• Direction: Count lines holding the string "school" in the data that follows. Reply with one number only.

— START OF Supplied material —

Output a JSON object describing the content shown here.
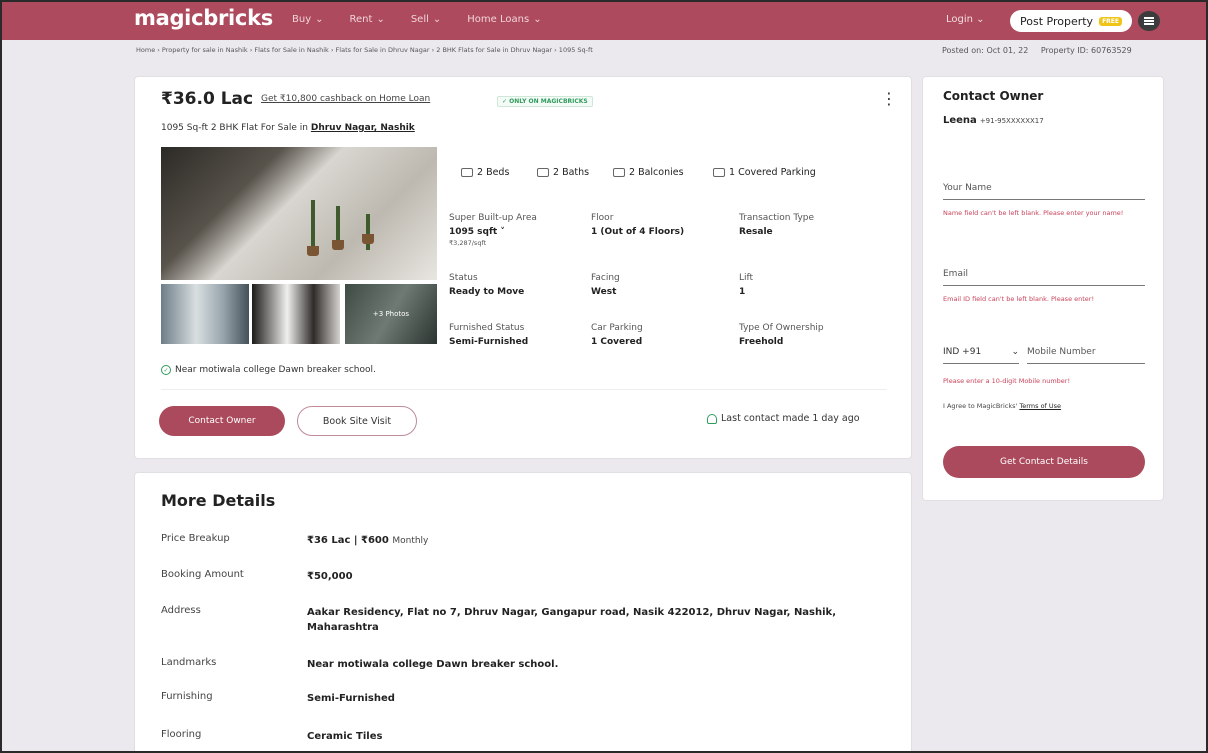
{
  "nav": {
    "logo": "magicbricks",
    "menu": [
      "Buy",
      "Rent",
      "Sell",
      "Home Loans"
    ],
    "login": "Login",
    "post_property": "Post Property",
    "free_badge": "FREE"
  },
  "breadcrumb": "Home › Property for sale in Nashik › Flats for Sale in Nashik › Flats for Sale in Dhruv Nagar › 2 BHK Flats for Sale in Dhruv Nagar › 1095 Sq-ft",
  "meta": {
    "posted_on": "Posted on: Oct 01, 22",
    "property_id": "Property ID: 60763529"
  },
  "listing": {
    "price": "₹36.0 Lac",
    "cashback": "Get ₹10,800 cashback on Home Loan",
    "only_badge": "✓ ONLY ON MAGICBRICKS",
    "subtitle_prefix": "1095 Sq-ft 2 BHK Flat For Sale in",
    "location": "Dhruv Nagar, Nashik",
    "more_photos": "+3 Photos",
    "amenities": [
      "2 Beds",
      "2 Baths",
      "2 Balconies",
      "1 Covered Parking"
    ],
    "specs": [
      {
        "label": "Super Built-up Area",
        "value": "1095 sqft ˅",
        "sub": "₹3,287/sqft"
      },
      {
        "label": "Floor",
        "value": "1 (Out of 4 Floors)",
        "sub": ""
      },
      {
        "label": "Transaction Type",
        "value": "Resale",
        "sub": ""
      },
      {
        "label": "Status",
        "value": "Ready to Move",
        "sub": ""
      },
      {
        "label": "Facing",
        "value": "West",
        "sub": ""
      },
      {
        "label": "Lift",
        "value": "1",
        "sub": ""
      },
      {
        "label": "Furnished Status",
        "value": "Semi-Furnished",
        "sub": ""
      },
      {
        "label": "Car Parking",
        "value": "1 Covered",
        "sub": ""
      },
      {
        "label": "Type Of Ownership",
        "value": "Freehold",
        "sub": ""
      }
    ],
    "landmark_note": "Near motiwala college Dawn breaker school.",
    "contact_owner_btn": "Contact Owner",
    "book_visit_btn": "Book Site Visit",
    "last_contact": "Last contact made 1 day ago"
  },
  "more_details": {
    "title": "More Details",
    "rows": [
      {
        "key": "Price Breakup",
        "value": "₹36 Lac | ₹600",
        "extra": "Monthly"
      },
      {
        "key": "Booking Amount",
        "value": "₹50,000",
        "extra": ""
      },
      {
        "key": "Address",
        "value": "Aakar Residency, Flat no 7, Dhruv Nagar, Gangapur road, Nasik 422012, Dhruv Nagar, Nashik, Maharashtra",
        "extra": ""
      },
      {
        "key": "Landmarks",
        "value": "Near motiwala college Dawn breaker school.",
        "extra": ""
      },
      {
        "key": "Furnishing",
        "value": "Semi-Furnished",
        "extra": ""
      },
      {
        "key": "Flooring",
        "value": "Ceramic Tiles",
        "extra": ""
      }
    ]
  },
  "contact_form": {
    "title": "Contact Owner",
    "owner_name": "Leena",
    "owner_phone": "+91-95XXXXXX17",
    "name_placeholder": "Your Name",
    "name_error": "Name field can't be left blank. Please enter your name!",
    "email_placeholder": "Email",
    "email_error": "Email ID field can't be left blank. Please enter!",
    "country_code": "IND +91",
    "mobile_placeholder": "Mobile Number",
    "mobile_error": "Please enter a 10-digit Mobile number!",
    "agree_text": "I Agree to MagicBricks'",
    "terms_link": "Terms of Use",
    "submit": "Get Contact Details"
  },
  "colors": {
    "brand": "#ad4a5d",
    "button": "#ab4a5d",
    "error": "#c8435a",
    "success": "#2f9b5d"
  }
}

— END OF Supplied material —

• Written reply: 2